Given problem:
Write out all of the entries exactly, please.

Materials provided:

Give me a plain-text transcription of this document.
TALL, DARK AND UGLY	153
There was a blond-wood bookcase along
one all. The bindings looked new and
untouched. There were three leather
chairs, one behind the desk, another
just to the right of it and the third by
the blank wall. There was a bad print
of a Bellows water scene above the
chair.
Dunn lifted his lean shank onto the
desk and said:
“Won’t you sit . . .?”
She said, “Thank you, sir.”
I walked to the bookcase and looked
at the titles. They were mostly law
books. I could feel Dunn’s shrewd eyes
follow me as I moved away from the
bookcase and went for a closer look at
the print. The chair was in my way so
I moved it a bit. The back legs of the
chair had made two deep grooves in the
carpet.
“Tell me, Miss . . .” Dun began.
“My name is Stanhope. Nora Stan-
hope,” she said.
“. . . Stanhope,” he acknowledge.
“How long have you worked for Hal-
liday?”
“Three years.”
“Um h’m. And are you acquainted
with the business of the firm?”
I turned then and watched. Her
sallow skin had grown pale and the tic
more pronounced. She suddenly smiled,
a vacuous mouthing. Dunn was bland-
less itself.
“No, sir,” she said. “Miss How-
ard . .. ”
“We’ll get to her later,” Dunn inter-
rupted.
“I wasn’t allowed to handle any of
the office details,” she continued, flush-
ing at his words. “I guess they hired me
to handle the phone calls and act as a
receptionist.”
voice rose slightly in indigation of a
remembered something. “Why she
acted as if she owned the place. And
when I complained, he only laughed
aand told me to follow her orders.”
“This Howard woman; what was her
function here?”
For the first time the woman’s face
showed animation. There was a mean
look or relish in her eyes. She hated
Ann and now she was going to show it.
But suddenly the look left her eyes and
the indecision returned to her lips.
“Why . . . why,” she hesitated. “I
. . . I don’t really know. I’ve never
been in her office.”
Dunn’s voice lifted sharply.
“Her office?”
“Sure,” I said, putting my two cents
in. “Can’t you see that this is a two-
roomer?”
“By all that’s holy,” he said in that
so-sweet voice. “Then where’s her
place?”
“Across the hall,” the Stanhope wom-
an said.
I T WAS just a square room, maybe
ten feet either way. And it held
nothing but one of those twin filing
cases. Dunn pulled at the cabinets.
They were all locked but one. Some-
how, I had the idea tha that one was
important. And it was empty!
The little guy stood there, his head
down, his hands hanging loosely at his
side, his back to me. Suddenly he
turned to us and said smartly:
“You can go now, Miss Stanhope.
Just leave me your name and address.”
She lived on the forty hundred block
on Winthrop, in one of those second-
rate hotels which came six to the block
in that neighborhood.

Written solution:
Give me a plain-text transcription of this document.
TALL, DARK AND UGLY	153
There was a blond-wood bookcase along
one all. The bindings looked new and
untouched. There were three leather
chairs, one behind the desk, another
just to the right of it and the third by
the blank wall. There was a bad print
of a Bellows water scene above the
chair.
Dunn lifted his lean shank onto the
desk and said:
“Won’t you sit . . .?”
She said, “Thank you, sir.”
I walked to the bookcase and looked
at the titles. They were mostly law
books. I could feel Dunn’s shrewd eyes
follow me as I moved away from the
bookcase and went for a closer look at
the print. The chair was in my way so
I moved it a bit. The back legs of the
chair had made two deep grooves in the
carpet.
“Tell me, Miss . . .” Dun began.
“My name is Stanhope. Nora Stan-
hope,” she said.
“. . . Stanhope,” he acknowledge.
“How long have you worked for Hal-
liday?”
“Three years.”
“Um h’m. And are you acquainted
with the business of the firm?”
I turned then and watched. Her
sallow skin had grown pale and the tic
more pronounced. She suddenly smiled,
a vacuous mouthing. Dunn was bland-
less itself.
“No, sir,” she said. “Miss How-
ard . .. ”
“We’ll get to her later,” Dunn inter-
rupted.
“I wasn’t allowed to handle any of
the office details,” she continued, flush-
ing at his words. “I guess they hired me
to handle the phone calls and act as a
receptionist.”
voice rose slightly in indigation of a
remembered something. “Why she
acted as if she owned the place. And
when I complained, he only laughed
aand told me to follow her orders.”
“This Howard woman; what was her
function here?”
For the first time the woman’s face
showed animation. There was a mean
look or relish in her eyes. She hated
Ann and now she was going to show it.
But suddenly the look left her eyes and
the indecision returned to her lips.
“Why . . . why,” she hesitated. “I
. . . I don’t really know. I’ve never
been in her office.”
Dunn’s voice lifted sharply.
“Her office?”
“Sure,” I said, putting my two cents
in. “Can’t you see that this is a two-
roomer?”
“By all that’s holy,” he said in that
so-sweet voice. “Then where’s her
place?”
“Across the hall,” the Stanhope wom-
an said.
I T WAS just a square room, maybe
ten feet either way. And it held
nothing but one of those twin filing
cases. Dunn pulled at the cabinets.
They were all locked but one. Some-
how, I had the idea tha that one was
important. And it was empty!
The little guy stood there, his head
down, his hands hanging loosely at his
side, his back to me. Suddenly he
turned to us and said smartly:
“You can go now, Miss Stanhope.
Just leave me your name and address.”
She lived on the forty hundred block
on Winthrop, in one of those second-
rate hotels which came six to the block
in that neighborhood.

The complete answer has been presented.